Work required: List each line in which the string "damage" appears.

---------- Dataset content ----------

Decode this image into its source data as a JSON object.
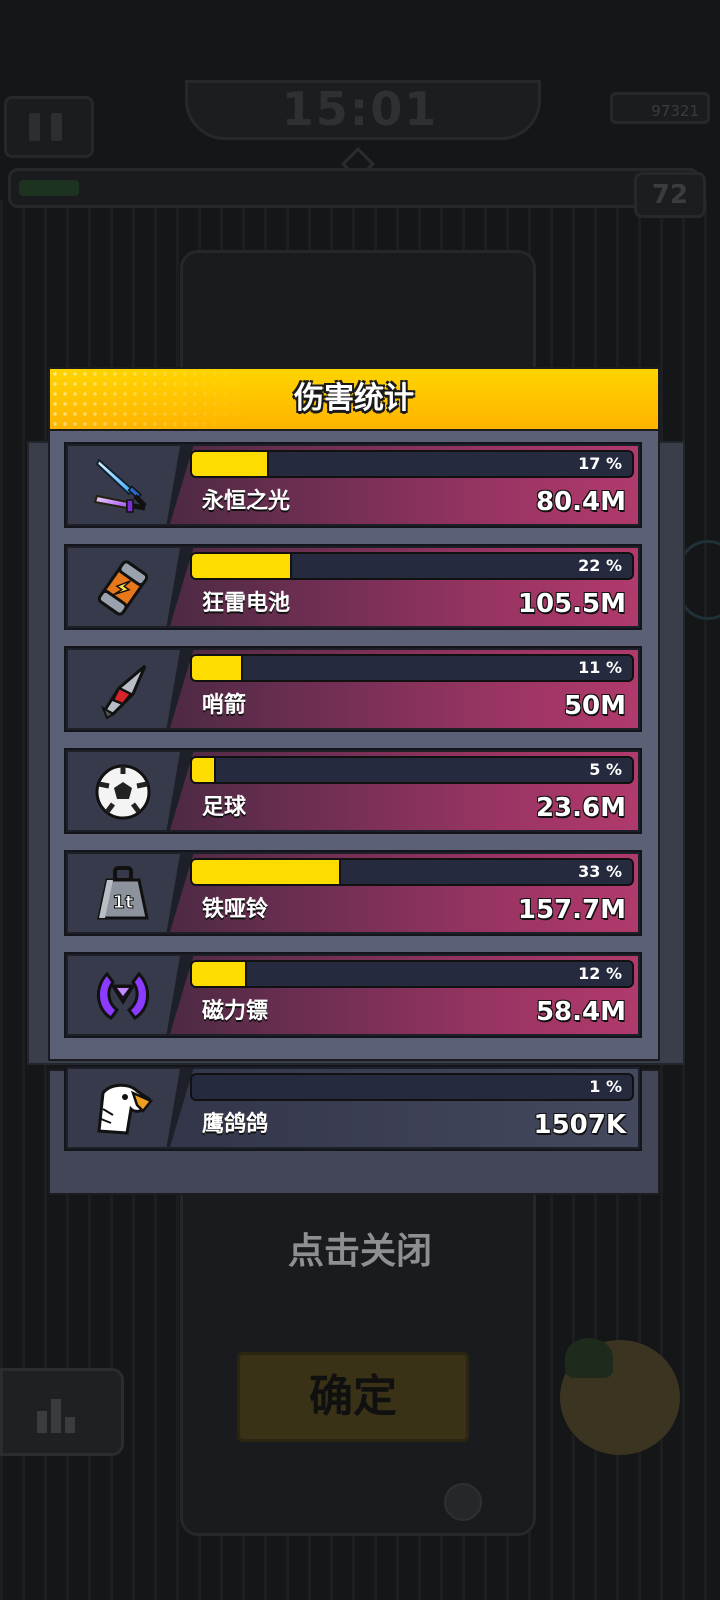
{
  "game_hud": {
    "timer": "15:01",
    "coins": "97321",
    "level": "72",
    "confirm_label": "确定"
  },
  "colors": {
    "header_yellow": "#ffd400",
    "bar_fill": "#ffdc00",
    "row_magenta": "#9a3463",
    "panel_slate": "#5b6076"
  },
  "modal": {
    "title": "伤害统计",
    "weapons": [
      {
        "name": "永恒之光",
        "percent_label": "17 %",
        "percent": 0.17,
        "damage": "80.4M",
        "icon": "twin-swords-icon"
      },
      {
        "name": "狂雷电池",
        "percent_label": "22 %",
        "percent": 0.22,
        "damage": "105.5M",
        "icon": "battery-icon"
      },
      {
        "name": "哨箭",
        "percent_label": "11 %",
        "percent": 0.11,
        "damage": "50M",
        "icon": "arrow-turret-icon"
      },
      {
        "name": "足球",
        "percent_label": "5 %",
        "percent": 0.05,
        "damage": "23.6M",
        "icon": "soccer-ball-icon"
      },
      {
        "name": "铁哑铃",
        "percent_label": "33 %",
        "percent": 0.33,
        "damage": "157.7M",
        "icon": "weight-1t-icon"
      },
      {
        "name": "磁力镖",
        "percent_label": "12 %",
        "percent": 0.12,
        "damage": "58.4M",
        "icon": "magnet-boomerang-icon"
      }
    ],
    "pet": {
      "name": "鹰鸽鸽",
      "percent_label": "1 %",
      "percent": 0.01,
      "damage": "1507K",
      "icon": "eagle-icon"
    },
    "close_hint": "点击关闭"
  }
}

----------

Right answer:
        "damage": "80.4M",
        "damage": "105.5M",
        "damage": "50M",
        "damage": "23.6M",
        "damage": "157.7M",
        "damage": "58.4M",
      "damage": "1507K",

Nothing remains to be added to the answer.